--- To do ---
Convert the lines of the material below, from its beginning through the line containing "x-tick-label: 58000 bbox=[328, 494, 356, 506]", into a numbered list, omitting any blank lines.

Data entries:
>>>

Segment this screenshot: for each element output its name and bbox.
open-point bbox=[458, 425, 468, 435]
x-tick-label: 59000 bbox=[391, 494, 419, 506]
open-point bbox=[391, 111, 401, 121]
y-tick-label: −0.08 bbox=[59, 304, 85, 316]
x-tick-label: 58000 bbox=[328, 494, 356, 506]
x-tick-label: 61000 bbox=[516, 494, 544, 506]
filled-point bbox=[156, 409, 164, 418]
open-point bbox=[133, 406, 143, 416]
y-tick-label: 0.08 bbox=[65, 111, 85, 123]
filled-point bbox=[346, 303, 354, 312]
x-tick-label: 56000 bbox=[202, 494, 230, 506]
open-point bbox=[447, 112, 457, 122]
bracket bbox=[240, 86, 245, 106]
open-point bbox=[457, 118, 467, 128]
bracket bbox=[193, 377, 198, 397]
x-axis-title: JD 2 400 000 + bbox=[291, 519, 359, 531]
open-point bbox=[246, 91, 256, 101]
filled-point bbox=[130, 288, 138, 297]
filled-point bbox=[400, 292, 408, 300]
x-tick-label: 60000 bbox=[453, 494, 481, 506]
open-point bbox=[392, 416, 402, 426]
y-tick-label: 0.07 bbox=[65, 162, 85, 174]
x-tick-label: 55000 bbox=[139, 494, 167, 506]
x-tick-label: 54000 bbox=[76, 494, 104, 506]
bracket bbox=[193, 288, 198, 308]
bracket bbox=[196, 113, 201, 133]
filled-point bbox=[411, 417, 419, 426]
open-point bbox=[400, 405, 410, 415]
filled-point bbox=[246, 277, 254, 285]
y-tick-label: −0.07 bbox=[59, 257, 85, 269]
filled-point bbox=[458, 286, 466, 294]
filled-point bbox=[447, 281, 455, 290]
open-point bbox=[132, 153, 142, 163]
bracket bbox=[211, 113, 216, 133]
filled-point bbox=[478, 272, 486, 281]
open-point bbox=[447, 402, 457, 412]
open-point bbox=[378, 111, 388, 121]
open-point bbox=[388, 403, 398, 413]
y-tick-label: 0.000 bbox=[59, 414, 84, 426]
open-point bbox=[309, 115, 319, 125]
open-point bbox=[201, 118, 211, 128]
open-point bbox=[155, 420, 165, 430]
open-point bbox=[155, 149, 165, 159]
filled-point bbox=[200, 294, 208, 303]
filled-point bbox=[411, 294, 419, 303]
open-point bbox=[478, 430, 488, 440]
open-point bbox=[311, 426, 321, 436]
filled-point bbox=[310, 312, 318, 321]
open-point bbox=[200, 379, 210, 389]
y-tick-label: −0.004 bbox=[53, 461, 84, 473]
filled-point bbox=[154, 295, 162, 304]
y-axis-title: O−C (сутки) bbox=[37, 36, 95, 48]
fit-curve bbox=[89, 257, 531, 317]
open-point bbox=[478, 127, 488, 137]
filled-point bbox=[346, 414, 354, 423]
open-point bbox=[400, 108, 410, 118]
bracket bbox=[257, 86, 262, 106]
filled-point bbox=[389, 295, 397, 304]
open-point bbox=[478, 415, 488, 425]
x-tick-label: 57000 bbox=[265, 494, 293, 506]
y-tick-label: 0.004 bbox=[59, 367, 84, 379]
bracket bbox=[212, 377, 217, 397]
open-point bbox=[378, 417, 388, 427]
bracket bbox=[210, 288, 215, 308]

<<<

--- Solution below ---
1. Segment this screenshot: for each element output its name and bbox.
2. open-point bbox=[458, 425, 468, 435]
3. x-tick-label: 59000 bbox=[391, 494, 419, 506]
4. open-point bbox=[391, 111, 401, 121]
5. y-tick-label: −0.08 bbox=[59, 304, 85, 316]
6. x-tick-label: 58000 bbox=[328, 494, 356, 506]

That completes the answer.